AIM:
Omit the images, then print each record below exactly as it reads.

GIVEN INFORMATION:

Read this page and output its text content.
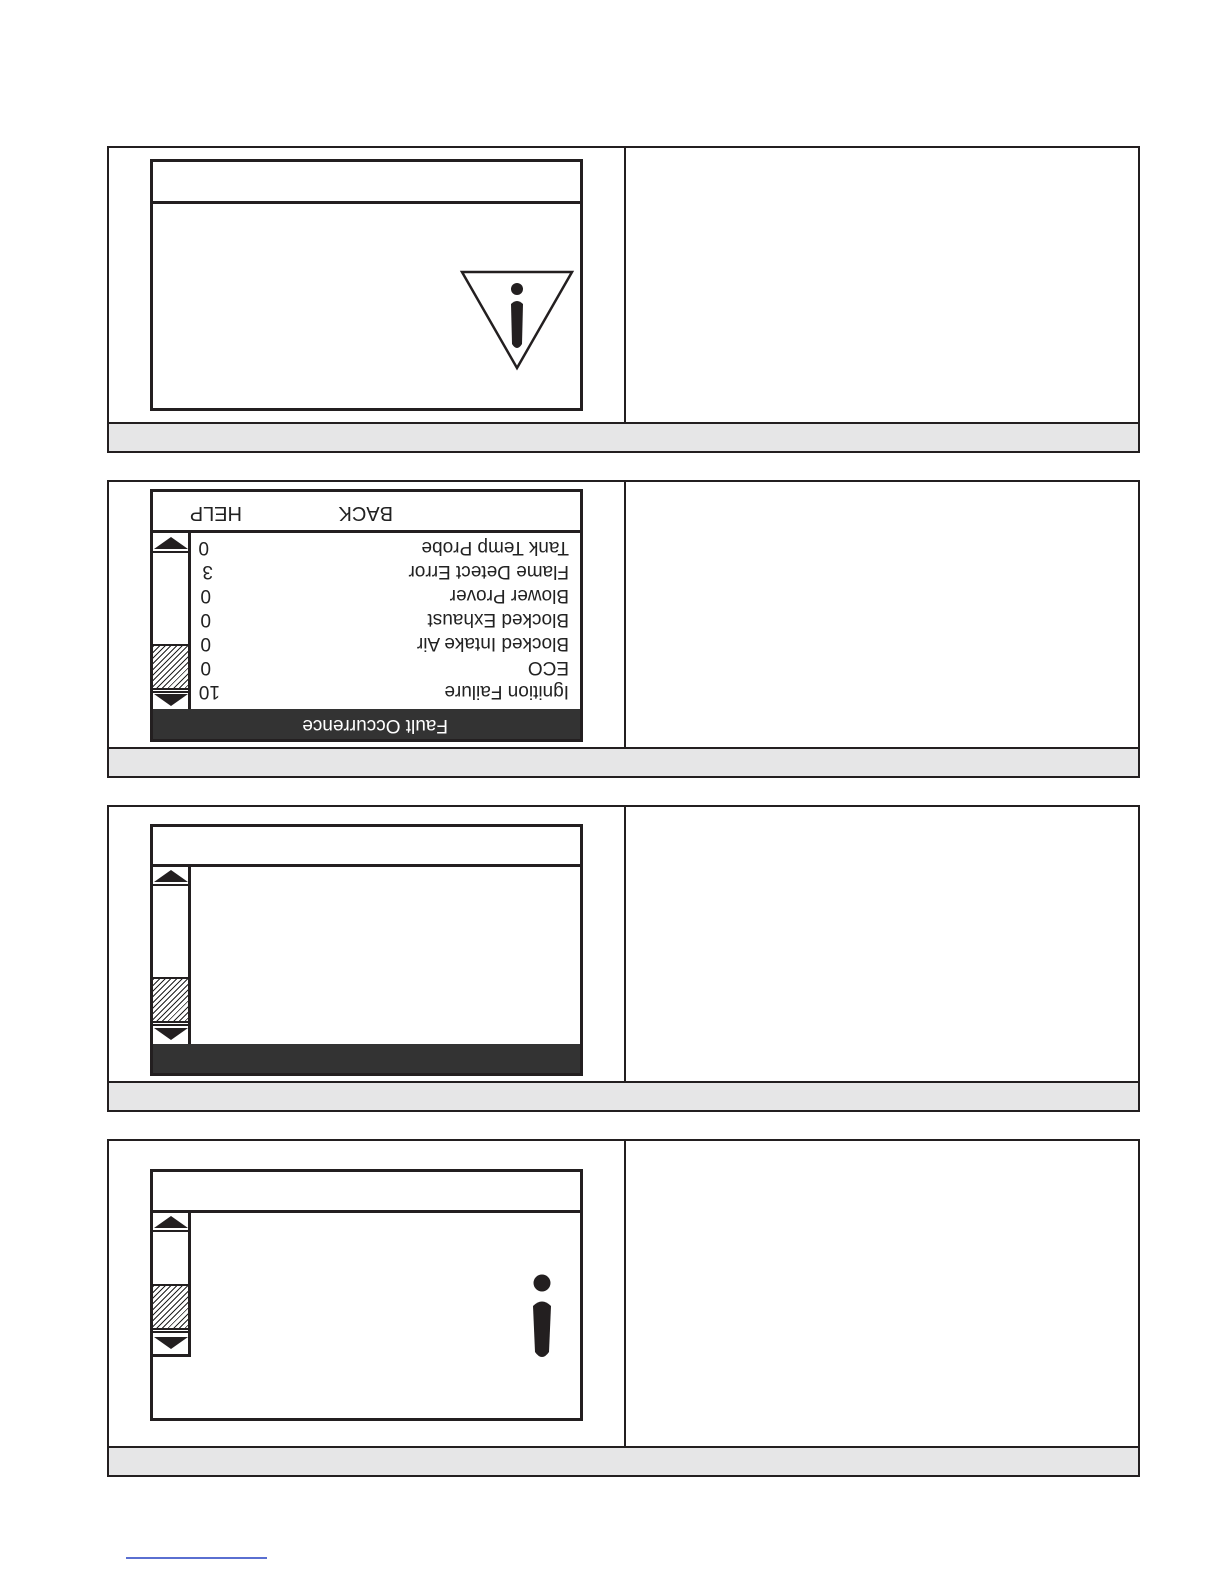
Fault Occurrence
BACK
HELP
Ignition Failure
10
ECO
0
Blocked Intake Air
0
Blocked Exhaust
0
Blower Prover
0
Flame Detect Error
3
Tank Temp Probe
0
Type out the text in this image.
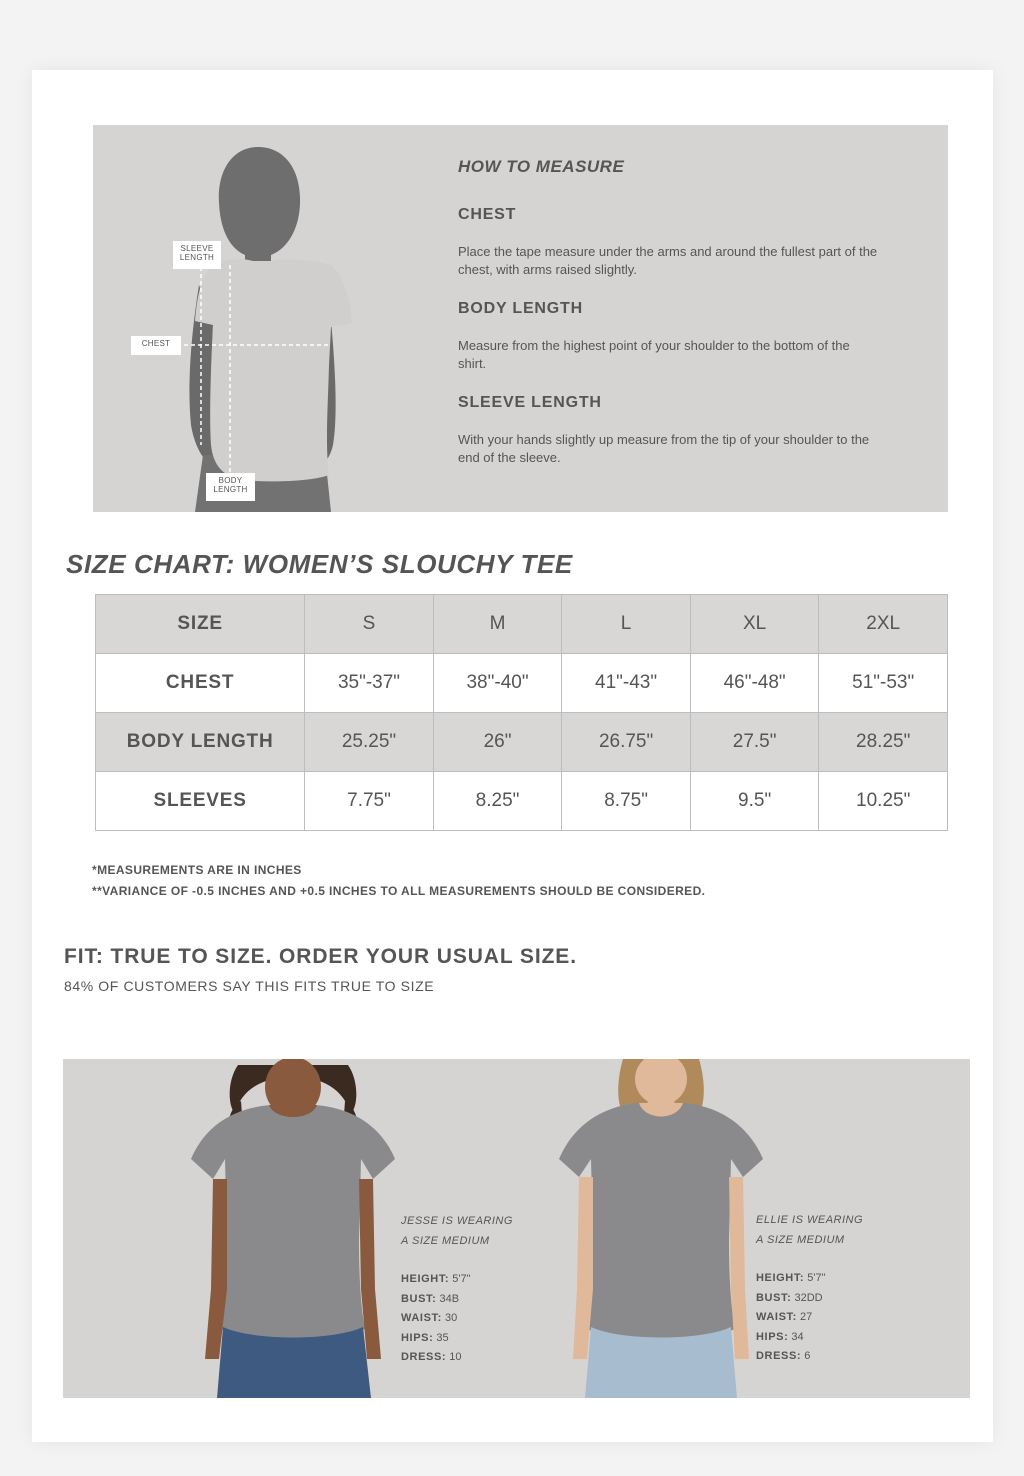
SLEEVE LENGTH
CHEST
BODY LENGTH
HOW TO MEASURE
CHEST
Place the tape measure under the arms and around the fullest part of the chest, with arms raised slightly.
BODY LENGTH
Measure from the highest point of your shoulder to the bottom of the shirt.
SLEEVE LENGTH
With your hands slightly up measure from the tip of your shoulder to the end of the sleeve.
SIZE CHART: WOMEN’S SLOUCHY TEE
SIZE	S	M	L	XL	2XL
CHEST	35"-37"	38"-40"	41"-43"	46"-48"	51"-53"
BODY LENGTH	25.25"	26"	26.75"	27.5"	28.25"
SLEEVES	7.75"	8.25"	8.75"	9.5"	10.25"
*MEASUREMENTS ARE IN INCHES
**VARIANCE OF -0.5 INCHES AND +0.5 INCHES TO ALL MEASUREMENTS SHOULD BE CONSIDERED.
FIT: TRUE TO SIZE. ORDER YOUR USUAL SIZE.
84% OF CUSTOMERS SAY THIS FITS TRUE TO SIZE
JESSE IS WEARING
A SIZE MEDIUM
HEIGHT: 5'7"
BUST: 34B
WAIST: 30
HIPS: 35
DRESS: 10
ELLIE IS WEARING
A SIZE MEDIUM
HEIGHT: 5'7"
BUST: 32DD
WAIST: 27
HIPS: 34
DRESS: 6
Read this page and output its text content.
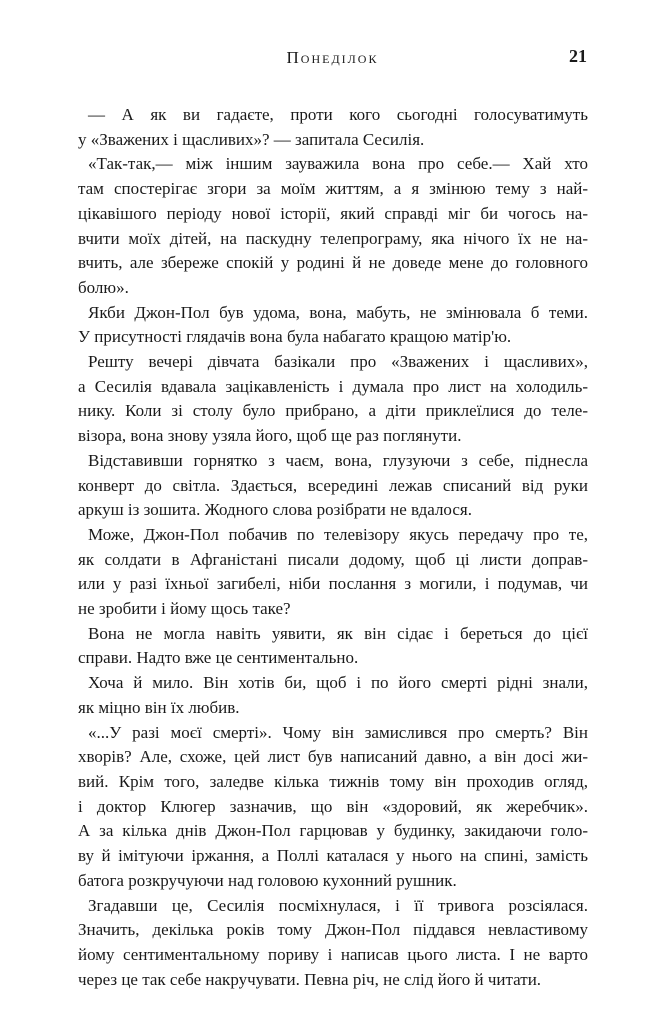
Понеділок	21
— А як ви гадаєте, проти кого сьогодні голосуватимуть
у «Зважених і щасливих»? — запитала Сесилія.
«Так-так,— між іншим зауважила вона про себе.— Хай хто
там спостерігає згори за моїм життям, а я змінюю тему з най-
цікавішого періоду нової історії, який справді міг би чогось на-
вчити моїх дітей, на паскудну телепрограму, яка нічого їх не на-
вчить, але збереже спокій у родині й не доведе мене до головного
болю».
Якби Джон-Пол був удома, вона, мабуть, не змінювала б теми.
У присутності глядачів вона була набагато кращою матір'ю.
Решту вечері дівчата базікали про «Зважених і щасливих»,
а Сесилія вдавала зацікавленість і думала про лист на холодиль-
нику. Коли зі столу було прибрано, а діти приклеїлися до теле-
візора, вона знову узяла його, щоб ще раз поглянути.
Відставивши горнятко з чаєм, вона, глузуючи з себе, піднесла
конверт до світла. Здається, всередині лежав списаний від руки
аркуш із зошита. Жодного слова розібрати не вдалося.
Може, Джон-Пол побачив по телевізору якусь передачу про те,
як солдати в Афганістані писали додому, щоб ці листи доправ-
или у разі їхньої загибелі, ніби послання з могили, і подумав, чи
не зробити і йому щось таке?
Вона не могла навіть уявити, як він сідає і береться до цієї
справи. Надто вже це сентиментально.
Хоча й мило. Він хотів би, щоб і по його смерті рідні знали,
як міцно він їх любив.
«...У разі моєї смерті». Чому він замислився про смерть? Він
хворів? Але, схоже, цей лист був написаний давно, а він досі жи-
вий. Крім того, заледве кілька тижнів тому він проходив огляд,
і доктор Клюгер зазначив, що він «здоровий, як жеребчик».
А за кілька днів Джон-Пол гарцював у будинку, закидаючи голо-
ву й імітуючи іржання, а Поллі каталася у нього на спині, замість
батога розкручуючи над головою кухонний рушник.
Згадавши це, Сесилія посміхнулася, і її тривога розсіялася.
Значить, декілька років тому Джон-Пол піддався невластивому
йому сентиментальному пориву і написав цього листа. І не варто
через це так себе накручувати. Певна річ, не слід його й читати.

COMPLETE RESPONSE:
Read this page and output its text content.
Fault Occurrence
BACK
HELP
Ignition Failure
10
ECO
0
Blocked Intake Air
0
Blocked Exhaust
0
Blower Prover
0
Flame Detect Error
3
Tank Temp Probe
0
Type out the text in this image.
SLEEVE LENGTH
CHEST
BODY LENGTH
HOW TO MEASURE
CHEST
Place the tape measure under the arms and around the fullest part of the chest, with arms raised slightly.
BODY LENGTH
Measure from the highest point of your shoulder to the bottom of the shirt.
SLEEVE LENGTH
With your hands slightly up measure from the tip of your shoulder to the end of the sleeve.
SIZE CHART: WOMEN’S SLOUCHY TEE
SIZE	S	M	L	XL	2XL
CHEST	35"-37"	38"-40"	41"-43"	46"-48"	51"-53"
BODY LENGTH	25.25"	26"	26.75"	27.5"	28.25"
SLEEVES	7.75"	8.25"	8.75"	9.5"	10.25"
*MEASUREMENTS ARE IN INCHES
**VARIANCE OF -0.5 INCHES AND +0.5 INCHES TO ALL MEASUREMENTS SHOULD BE CONSIDERED.
FIT: TRUE TO SIZE. ORDER YOUR USUAL SIZE.
84% OF CUSTOMERS SAY THIS FITS TRUE TO SIZE
JESSE IS WEARING
A SIZE MEDIUM
HEIGHT: 5'7"
BUST: 34B
WAIST: 30
HIPS: 35
DRESS: 10
ELLIE IS WEARING
A SIZE MEDIUM
HEIGHT: 5'7"
BUST: 32DD
WAIST: 27
HIPS: 34
DRESS: 6
Read this page and output its text content.
Понеділок	21
— А як ви гадаєте, проти кого сьогодні голосуватимуть
у «Зважених і щасливих»? — запитала Сесилія.
«Так-так,— між іншим зауважила вона про себе.— Хай хто
там спостерігає згори за моїм життям, а я змінюю тему з най-
цікавішого періоду нової історії, який справді міг би чогось на-
вчити моїх дітей, на паскудну телепрограму, яка нічого їх не на-
вчить, але збереже спокій у родині й не доведе мене до головного
болю».
Якби Джон-Пол був удома, вона, мабуть, не змінювала б теми.
У присутності глядачів вона була набагато кращою матір'ю.
Решту вечері дівчата базікали про «Зважених і щасливих»,
а Сесилія вдавала зацікавленість і думала про лист на холодиль-
нику. Коли зі столу було прибрано, а діти приклеїлися до теле-
візора, вона знову узяла його, щоб ще раз поглянути.
Відставивши горнятко з чаєм, вона, глузуючи з себе, піднесла
конверт до світла. Здається, всередині лежав списаний від руки
аркуш із зошита. Жодного слова розібрати не вдалося.
Може, Джон-Пол побачив по телевізору якусь передачу про те,
як солдати в Афганістані писали додому, щоб ці листи доправ-
или у разі їхньої загибелі, ніби послання з могили, і подумав, чи
не зробити і йому щось таке?
Вона не могла навіть уявити, як він сідає і береться до цієї
справи. Надто вже це сентиментально.
Хоча й мило. Він хотів би, щоб і по його смерті рідні знали,
як міцно він їх любив.
«...У разі моєї смерті». Чому він замислився про смерть? Він
хворів? Але, схоже, цей лист був написаний давно, а він досі жи-
вий. Крім того, заледве кілька тижнів тому він проходив огляд,
і доктор Клюгер зазначив, що він «здоровий, як жеребчик».
А за кілька днів Джон-Пол гарцював у будинку, закидаючи голо-
ву й імітуючи іржання, а Поллі каталася у нього на спині, замість
батога розкручуючи над головою кухонний рушник.
Згадавши це, Сесилія посміхнулася, і її тривога розсіялася.
Значить, декілька років тому Джон-Пол піддався невластивому
йому сентиментальному пориву і написав цього листа. І не варто
через це так себе накручувати. Певна річ, не слід його й читати.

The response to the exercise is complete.